(EXERCISE DIRECTIONS): Without the pictures, write out all the lines below exactly as they appear.

--- START OF THE INPUT ---

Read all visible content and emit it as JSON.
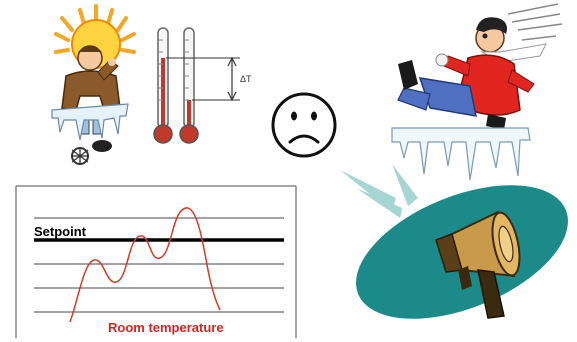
{
  "thermometers": {
    "delta_label": "ΔT"
  },
  "chart": {
    "setpoint_label": "Setpoint",
    "room_temperature_label": "Room temperature",
    "colors": {
      "setpoint": "#000000",
      "room_temperature": "#cc2a1f"
    }
  },
  "icons": {
    "sun_person": "hot-person-with-sun-icon",
    "thermometers": "two-thermometers-icon",
    "sad_face": "sad-face-icon",
    "cold_person": "freezing-person-on-ice-icon",
    "megaphone": "megaphone-alarm-icon"
  }
}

--- END OF THE INPUT ---

(RESULT):
Read all visible content and emit it as JSON.
{
  "thermometers": {
    "delta_label": "ΔT"
  },
  "chart": {
    "setpoint_label": "Setpoint",
    "room_temperature_label": "Room temperature",
    "colors": {
      "setpoint": "#000000",
      "room_temperature": "#cc2a1f"
    }
  },
  "icons": {
    "sun_person": "hot-person-with-sun-icon",
    "thermometers": "two-thermometers-icon",
    "sad_face": "sad-face-icon",
    "cold_person": "freezing-person-on-ice-icon",
    "megaphone": "megaphone-alarm-icon"
  }
}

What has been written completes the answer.